# [Extracted entries]

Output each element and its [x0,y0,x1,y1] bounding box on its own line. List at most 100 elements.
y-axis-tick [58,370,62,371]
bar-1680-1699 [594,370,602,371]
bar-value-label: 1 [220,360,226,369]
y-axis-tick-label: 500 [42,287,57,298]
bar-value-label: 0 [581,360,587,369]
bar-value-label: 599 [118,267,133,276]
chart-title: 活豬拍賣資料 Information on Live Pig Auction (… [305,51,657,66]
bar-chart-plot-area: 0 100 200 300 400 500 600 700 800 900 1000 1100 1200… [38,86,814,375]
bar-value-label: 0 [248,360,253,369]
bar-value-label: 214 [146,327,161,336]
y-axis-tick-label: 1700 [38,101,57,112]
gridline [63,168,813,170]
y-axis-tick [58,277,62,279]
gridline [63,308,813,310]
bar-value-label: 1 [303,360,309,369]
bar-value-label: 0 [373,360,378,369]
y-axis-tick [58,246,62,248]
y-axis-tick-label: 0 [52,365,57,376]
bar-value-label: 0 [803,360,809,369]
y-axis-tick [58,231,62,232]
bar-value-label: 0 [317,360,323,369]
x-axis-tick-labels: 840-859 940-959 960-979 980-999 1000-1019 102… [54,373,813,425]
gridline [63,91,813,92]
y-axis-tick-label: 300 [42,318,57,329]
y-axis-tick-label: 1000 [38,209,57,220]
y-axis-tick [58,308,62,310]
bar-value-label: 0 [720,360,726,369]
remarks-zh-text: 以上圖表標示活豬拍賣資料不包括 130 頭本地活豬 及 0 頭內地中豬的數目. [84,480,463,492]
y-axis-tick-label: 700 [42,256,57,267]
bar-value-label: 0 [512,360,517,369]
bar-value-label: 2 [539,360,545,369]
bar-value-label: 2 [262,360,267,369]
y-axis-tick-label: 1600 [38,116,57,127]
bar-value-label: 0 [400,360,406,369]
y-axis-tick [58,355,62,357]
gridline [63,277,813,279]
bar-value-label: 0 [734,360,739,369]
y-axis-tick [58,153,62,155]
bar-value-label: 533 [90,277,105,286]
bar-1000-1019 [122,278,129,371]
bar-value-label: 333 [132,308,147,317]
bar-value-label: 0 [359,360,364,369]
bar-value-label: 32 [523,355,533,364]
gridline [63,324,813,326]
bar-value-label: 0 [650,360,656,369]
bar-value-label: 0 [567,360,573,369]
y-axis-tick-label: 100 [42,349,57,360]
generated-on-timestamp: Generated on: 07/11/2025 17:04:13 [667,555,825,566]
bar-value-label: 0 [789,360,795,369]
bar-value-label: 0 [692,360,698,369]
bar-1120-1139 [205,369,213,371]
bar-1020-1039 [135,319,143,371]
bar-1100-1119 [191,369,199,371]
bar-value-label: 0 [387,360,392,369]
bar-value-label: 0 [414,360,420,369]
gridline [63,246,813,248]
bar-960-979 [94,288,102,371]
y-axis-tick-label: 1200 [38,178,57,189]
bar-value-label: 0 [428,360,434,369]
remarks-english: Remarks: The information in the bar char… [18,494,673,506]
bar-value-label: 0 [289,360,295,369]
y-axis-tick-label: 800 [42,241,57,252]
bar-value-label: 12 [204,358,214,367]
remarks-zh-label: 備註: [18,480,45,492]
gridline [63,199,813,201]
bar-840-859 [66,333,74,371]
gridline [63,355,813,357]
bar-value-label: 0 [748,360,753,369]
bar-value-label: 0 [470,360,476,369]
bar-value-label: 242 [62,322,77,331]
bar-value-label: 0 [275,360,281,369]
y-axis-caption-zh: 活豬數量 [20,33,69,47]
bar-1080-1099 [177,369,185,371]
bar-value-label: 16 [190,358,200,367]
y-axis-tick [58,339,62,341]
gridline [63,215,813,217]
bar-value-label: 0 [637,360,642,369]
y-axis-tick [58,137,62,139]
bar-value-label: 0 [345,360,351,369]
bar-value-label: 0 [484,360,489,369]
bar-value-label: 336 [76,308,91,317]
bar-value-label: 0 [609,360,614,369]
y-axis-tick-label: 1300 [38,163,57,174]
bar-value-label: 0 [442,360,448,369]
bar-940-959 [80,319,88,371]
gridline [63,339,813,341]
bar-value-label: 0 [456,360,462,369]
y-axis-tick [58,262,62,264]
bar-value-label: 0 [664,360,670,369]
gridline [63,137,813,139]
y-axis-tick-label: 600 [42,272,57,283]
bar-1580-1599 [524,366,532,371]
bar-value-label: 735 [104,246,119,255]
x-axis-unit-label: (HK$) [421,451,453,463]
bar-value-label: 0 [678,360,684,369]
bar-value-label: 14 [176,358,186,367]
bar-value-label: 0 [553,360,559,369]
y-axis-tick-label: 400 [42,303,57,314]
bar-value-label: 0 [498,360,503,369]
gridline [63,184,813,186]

# [Task description]
Please copy the items above word for word, starting with the first line and ending with the line that contains "chart-title: 活豬拍賣資料 Information", both included.

# [The response]
Output each element and its [x0,y0,x1,y1] bounding box on its own line. List at most 100 elements.
y-axis-tick [58,370,62,371]
bar-1680-1699 [594,370,602,371]
bar-value-label: 1 [220,360,226,369]
y-axis-tick-label: 500 [42,287,57,298]
bar-value-label: 0 [581,360,587,369]
bar-value-label: 599 [118,267,133,276]
chart-title: 活豬拍賣資料 Information on Live Pig Auction (… [305,51,657,66]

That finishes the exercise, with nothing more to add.